Task instructions »
Omit every picture and return the rest of the data unaltered.

----- Data entries -----

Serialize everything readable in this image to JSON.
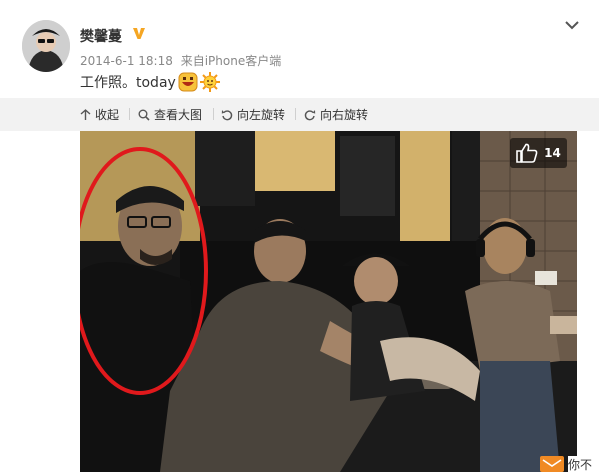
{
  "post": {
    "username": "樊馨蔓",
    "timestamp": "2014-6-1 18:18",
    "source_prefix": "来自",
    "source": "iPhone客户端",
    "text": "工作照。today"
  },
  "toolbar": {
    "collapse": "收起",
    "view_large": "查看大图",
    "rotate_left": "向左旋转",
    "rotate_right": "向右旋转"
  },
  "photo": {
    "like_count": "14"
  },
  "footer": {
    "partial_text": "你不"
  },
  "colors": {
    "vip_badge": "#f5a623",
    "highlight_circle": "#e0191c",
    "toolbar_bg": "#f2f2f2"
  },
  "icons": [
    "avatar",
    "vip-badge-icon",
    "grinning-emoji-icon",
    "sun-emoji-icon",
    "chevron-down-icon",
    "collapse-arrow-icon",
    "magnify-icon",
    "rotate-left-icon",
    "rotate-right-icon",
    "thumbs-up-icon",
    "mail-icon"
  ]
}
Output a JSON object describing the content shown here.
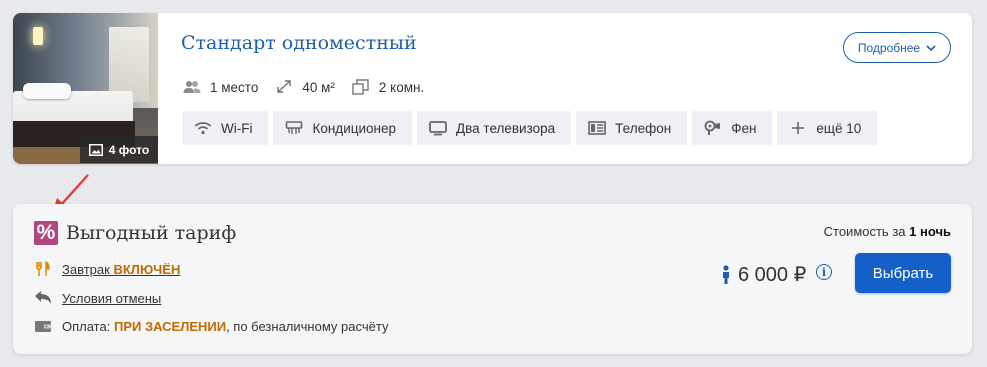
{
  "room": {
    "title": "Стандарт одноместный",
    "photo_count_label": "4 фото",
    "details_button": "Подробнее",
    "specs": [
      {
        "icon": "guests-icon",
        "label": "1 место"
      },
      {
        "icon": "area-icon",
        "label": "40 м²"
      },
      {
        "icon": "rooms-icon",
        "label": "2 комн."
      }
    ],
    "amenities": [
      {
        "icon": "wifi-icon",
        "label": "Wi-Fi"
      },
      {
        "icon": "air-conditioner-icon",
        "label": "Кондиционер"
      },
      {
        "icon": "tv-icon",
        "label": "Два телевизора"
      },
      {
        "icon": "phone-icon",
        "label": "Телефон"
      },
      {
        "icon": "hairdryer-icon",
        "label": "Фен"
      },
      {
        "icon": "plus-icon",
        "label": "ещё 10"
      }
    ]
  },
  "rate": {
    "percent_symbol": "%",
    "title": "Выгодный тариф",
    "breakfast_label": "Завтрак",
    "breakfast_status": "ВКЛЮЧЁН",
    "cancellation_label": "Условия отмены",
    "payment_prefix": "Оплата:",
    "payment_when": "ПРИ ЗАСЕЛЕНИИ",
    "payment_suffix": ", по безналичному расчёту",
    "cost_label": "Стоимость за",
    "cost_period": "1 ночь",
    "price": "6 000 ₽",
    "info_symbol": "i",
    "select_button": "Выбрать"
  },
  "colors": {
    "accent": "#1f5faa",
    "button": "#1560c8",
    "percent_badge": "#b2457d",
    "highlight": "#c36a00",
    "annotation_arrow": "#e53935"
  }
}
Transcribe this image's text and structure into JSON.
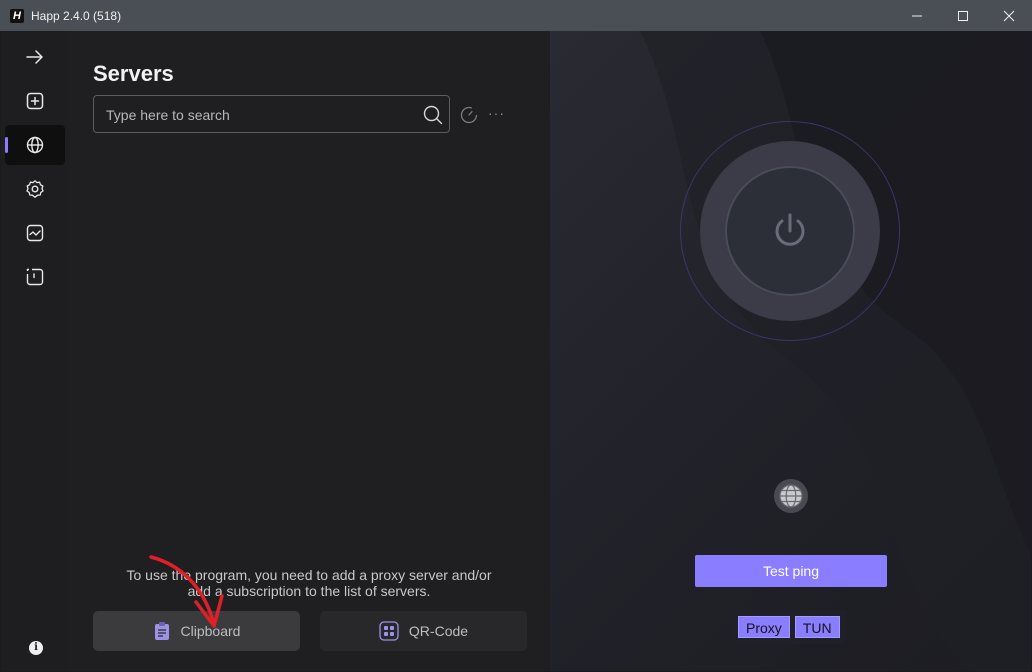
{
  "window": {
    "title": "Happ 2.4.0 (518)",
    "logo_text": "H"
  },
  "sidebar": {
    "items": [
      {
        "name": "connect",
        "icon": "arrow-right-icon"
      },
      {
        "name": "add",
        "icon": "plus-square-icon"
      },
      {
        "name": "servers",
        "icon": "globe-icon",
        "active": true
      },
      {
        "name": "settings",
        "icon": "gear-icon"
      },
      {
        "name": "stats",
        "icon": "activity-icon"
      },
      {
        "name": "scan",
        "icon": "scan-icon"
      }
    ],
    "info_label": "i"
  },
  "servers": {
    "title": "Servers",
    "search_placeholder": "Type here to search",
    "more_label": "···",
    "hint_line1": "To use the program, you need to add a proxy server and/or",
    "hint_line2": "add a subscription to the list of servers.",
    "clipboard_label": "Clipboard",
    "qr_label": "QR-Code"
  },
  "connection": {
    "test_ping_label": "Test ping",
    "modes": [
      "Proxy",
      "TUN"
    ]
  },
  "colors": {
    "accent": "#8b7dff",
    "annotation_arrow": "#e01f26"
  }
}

-----

The result »
Serialize everything readable in this image to JSON.
{
  "post": {
    "username": "樊馨蔓",
    "timestamp": "2014-6-1 18:18",
    "source_prefix": "来自",
    "source": "iPhone客户端",
    "text": "工作照。today"
  },
  "toolbar": {
    "collapse": "收起",
    "view_large": "查看大图",
    "rotate_left": "向左旋转",
    "rotate_right": "向右旋转"
  },
  "photo": {
    "like_count": "14"
  },
  "footer": {
    "partial_text": "你不"
  },
  "colors": {
    "vip_badge": "#f5a623",
    "highlight_circle": "#e0191c",
    "toolbar_bg": "#f2f2f2"
  },
  "icons": [
    "avatar",
    "vip-badge-icon",
    "grinning-emoji-icon",
    "sun-emoji-icon",
    "chevron-down-icon",
    "collapse-arrow-icon",
    "magnify-icon",
    "rotate-left-icon",
    "rotate-right-icon",
    "thumbs-up-icon",
    "mail-icon"
  ]
}
Output a JSON object describing the content shown here.
{
  "room": {
    "title": "Стандарт одноместный",
    "photo_count_label": "4 фото",
    "details_button": "Подробнее",
    "specs": [
      {
        "icon": "guests-icon",
        "label": "1 место"
      },
      {
        "icon": "area-icon",
        "label": "40 м²"
      },
      {
        "icon": "rooms-icon",
        "label": "2 комн."
      }
    ],
    "amenities": [
      {
        "icon": "wifi-icon",
        "label": "Wi-Fi"
      },
      {
        "icon": "air-conditioner-icon",
        "label": "Кондиционер"
      },
      {
        "icon": "tv-icon",
        "label": "Два телевизора"
      },
      {
        "icon": "phone-icon",
        "label": "Телефон"
      },
      {
        "icon": "hairdryer-icon",
        "label": "Фен"
      },
      {
        "icon": "plus-icon",
        "label": "ещё 10"
      }
    ]
  },
  "rate": {
    "percent_symbol": "%",
    "title": "Выгодный тариф",
    "breakfast_label": "Завтрак",
    "breakfast_status": "ВКЛЮЧЁН",
    "cancellation_label": "Условия отмены",
    "payment_prefix": "Оплата:",
    "payment_when": "ПРИ ЗАСЕЛЕНИИ",
    "payment_suffix": ", по безналичному расчёту",
    "cost_label": "Стоимость за",
    "cost_period": "1 ночь",
    "price": "6 000 ₽",
    "info_symbol": "i",
    "select_button": "Выбрать"
  },
  "colors": {
    "accent": "#1f5faa",
    "button": "#1560c8",
    "percent_badge": "#b2457d",
    "highlight": "#c36a00",
    "annotation_arrow": "#e53935"
  }
}
Transcribe this image's text and structure into JSON.
{
  "window": {
    "title": "Happ 2.4.0 (518)",
    "logo_text": "H"
  },
  "sidebar": {
    "items": [
      {
        "name": "connect",
        "icon": "arrow-right-icon"
      },
      {
        "name": "add",
        "icon": "plus-square-icon"
      },
      {
        "name": "servers",
        "icon": "globe-icon",
        "active": true
      },
      {
        "name": "settings",
        "icon": "gear-icon"
      },
      {
        "name": "stats",
        "icon": "activity-icon"
      },
      {
        "name": "scan",
        "icon": "scan-icon"
      }
    ],
    "info_label": "i"
  },
  "servers": {
    "title": "Servers",
    "search_placeholder": "Type here to search",
    "more_label": "···",
    "hint_line1": "To use the program, you need to add a proxy server and/or",
    "hint_line2": "add a subscription to the list of servers.",
    "clipboard_label": "Clipboard",
    "qr_label": "QR-Code"
  },
  "connection": {
    "test_ping_label": "Test ping",
    "modes": [
      "Proxy",
      "TUN"
    ]
  },
  "colors": {
    "accent": "#8b7dff",
    "annotation_arrow": "#e01f26"
  }
}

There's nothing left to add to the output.